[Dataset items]
────────────────────
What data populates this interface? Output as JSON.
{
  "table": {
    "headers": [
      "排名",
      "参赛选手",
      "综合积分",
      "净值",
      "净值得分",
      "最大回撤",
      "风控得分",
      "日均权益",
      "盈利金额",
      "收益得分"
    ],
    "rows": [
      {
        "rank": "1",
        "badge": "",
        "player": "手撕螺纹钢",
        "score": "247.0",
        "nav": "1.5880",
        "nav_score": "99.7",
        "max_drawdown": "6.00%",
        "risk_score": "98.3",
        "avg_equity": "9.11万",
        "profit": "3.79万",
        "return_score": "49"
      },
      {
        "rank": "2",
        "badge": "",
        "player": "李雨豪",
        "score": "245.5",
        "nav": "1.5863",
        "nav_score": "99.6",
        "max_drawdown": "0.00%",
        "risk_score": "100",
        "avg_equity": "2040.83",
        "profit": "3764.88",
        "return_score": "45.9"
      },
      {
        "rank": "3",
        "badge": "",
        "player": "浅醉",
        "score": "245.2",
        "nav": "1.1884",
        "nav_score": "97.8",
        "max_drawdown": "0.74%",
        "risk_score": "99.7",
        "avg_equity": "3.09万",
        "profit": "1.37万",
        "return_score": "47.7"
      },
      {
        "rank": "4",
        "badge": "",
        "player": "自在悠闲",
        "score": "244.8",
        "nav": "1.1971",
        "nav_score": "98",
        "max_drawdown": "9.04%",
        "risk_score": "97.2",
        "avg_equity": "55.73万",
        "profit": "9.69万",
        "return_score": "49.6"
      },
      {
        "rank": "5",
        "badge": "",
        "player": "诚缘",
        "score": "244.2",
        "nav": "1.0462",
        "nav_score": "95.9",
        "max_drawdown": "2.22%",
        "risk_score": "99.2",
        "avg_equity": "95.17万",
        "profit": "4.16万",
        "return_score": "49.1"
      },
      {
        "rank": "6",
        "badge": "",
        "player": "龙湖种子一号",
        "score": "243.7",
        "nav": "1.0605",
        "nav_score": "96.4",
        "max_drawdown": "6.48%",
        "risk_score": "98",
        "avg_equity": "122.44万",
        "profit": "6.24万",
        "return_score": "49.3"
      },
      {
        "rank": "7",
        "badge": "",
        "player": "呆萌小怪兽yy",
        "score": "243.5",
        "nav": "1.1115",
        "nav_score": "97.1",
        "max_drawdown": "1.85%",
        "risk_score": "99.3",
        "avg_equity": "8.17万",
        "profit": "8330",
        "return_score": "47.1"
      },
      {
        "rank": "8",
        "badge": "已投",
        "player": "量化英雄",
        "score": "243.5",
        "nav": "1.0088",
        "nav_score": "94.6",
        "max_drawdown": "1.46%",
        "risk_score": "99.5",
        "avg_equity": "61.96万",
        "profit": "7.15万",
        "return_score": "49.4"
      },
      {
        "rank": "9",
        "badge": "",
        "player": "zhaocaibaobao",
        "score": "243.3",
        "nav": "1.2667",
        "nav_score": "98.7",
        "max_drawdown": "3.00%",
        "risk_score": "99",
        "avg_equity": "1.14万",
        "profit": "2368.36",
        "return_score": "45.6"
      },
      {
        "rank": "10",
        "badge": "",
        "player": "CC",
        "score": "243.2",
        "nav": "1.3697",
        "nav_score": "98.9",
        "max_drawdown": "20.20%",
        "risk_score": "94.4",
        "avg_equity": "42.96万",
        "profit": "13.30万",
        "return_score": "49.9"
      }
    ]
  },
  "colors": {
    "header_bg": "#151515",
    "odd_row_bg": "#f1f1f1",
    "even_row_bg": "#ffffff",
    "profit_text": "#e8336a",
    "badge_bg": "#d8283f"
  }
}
────────────────────
Every entry needs to be retyped exactly.

What data populates this interface? Output as JSON.
{
  "table": {
    "headers": [
      "排名",
      "参赛选手",
      "综合积分",
      "净值",
      "净值得分",
      "最大回撤",
      "风控得分",
      "日均权益",
      "盈利金额",
      "收益得分"
    ],
    "rows": [
      {
        "rank": "1",
        "badge": "",
        "player": "手撕螺纹钢",
        "score": "247.0",
        "nav": "1.5880",
        "nav_score": "99.7",
        "max_drawdown": "6.00%",
        "risk_score": "98.3",
        "avg_equity": "9.11万",
        "profit": "3.79万",
        "return_score": "49"
      },
      {
        "rank": "2",
        "badge": "",
        "player": "李雨豪",
        "score": "245.5",
        "nav": "1.5863",
        "nav_score": "99.6",
        "max_drawdown": "0.00%",
        "risk_score": "100",
        "avg_equity": "2040.83",
        "profit": "3764.88",
        "return_score": "45.9"
      },
      {
        "rank": "3",
        "badge": "",
        "player": "浅醉",
        "score": "245.2",
        "nav": "1.1884",
        "nav_score": "97.8",
        "max_drawdown": "0.74%",
        "risk_score": "99.7",
        "avg_equity": "3.09万",
        "profit": "1.37万",
        "return_score": "47.7"
      },
      {
        "rank": "4",
        "badge": "",
        "player": "自在悠闲",
        "score": "244.8",
        "nav": "1.1971",
        "nav_score": "98",
        "max_drawdown": "9.04%",
        "risk_score": "97.2",
        "avg_equity": "55.73万",
        "profit": "9.69万",
        "return_score": "49.6"
      },
      {
        "rank": "5",
        "badge": "",
        "player": "诚缘",
        "score": "244.2",
        "nav": "1.0462",
        "nav_score": "95.9",
        "max_drawdown": "2.22%",
        "risk_score": "99.2",
        "avg_equity": "95.17万",
        "profit": "4.16万",
        "return_score": "49.1"
      },
      {
        "rank": "6",
        "badge": "",
        "player": "龙湖种子一号",
        "score": "243.7",
        "nav": "1.0605",
        "nav_score": "96.4",
        "max_drawdown": "6.48%",
        "risk_score": "98",
        "avg_equity": "122.44万",
        "profit": "6.24万",
        "return_score": "49.3"
      },
      {
        "rank": "7",
        "badge": "",
        "player": "呆萌小怪兽yy",
        "score": "243.5",
        "nav": "1.1115",
        "nav_score": "97.1",
        "max_drawdown": "1.85%",
        "risk_score": "99.3",
        "avg_equity": "8.17万",
        "profit": "8330",
        "return_score": "47.1"
      },
      {
        "rank": "8",
        "badge": "已投",
        "player": "量化英雄",
        "score": "243.5",
        "nav": "1.0088",
        "nav_score": "94.6",
        "max_drawdown": "1.46%",
        "risk_score": "99.5",
        "avg_equity": "61.96万",
        "profit": "7.15万",
        "return_score": "49.4"
      },
      {
        "rank": "9",
        "badge": "",
        "player": "zhaocaibaobao",
        "score": "243.3",
        "nav": "1.2667",
        "nav_score": "98.7",
        "max_drawdown": "3.00%",
        "risk_score": "99",
        "avg_equity": "1.14万",
        "profit": "2368.36",
        "return_score": "45.6"
      },
      {
        "rank": "10",
        "badge": "",
        "player": "CC",
        "score": "243.2",
        "nav": "1.3697",
        "nav_score": "98.9",
        "max_drawdown": "20.20%",
        "risk_score": "94.4",
        "avg_equity": "42.96万",
        "profit": "13.30万",
        "return_score": "49.9"
      }
    ]
  },
  "colors": {
    "header_bg": "#151515",
    "odd_row_bg": "#f1f1f1",
    "even_row_bg": "#ffffff",
    "profit_text": "#e8336a",
    "badge_bg": "#d8283f"
  }
}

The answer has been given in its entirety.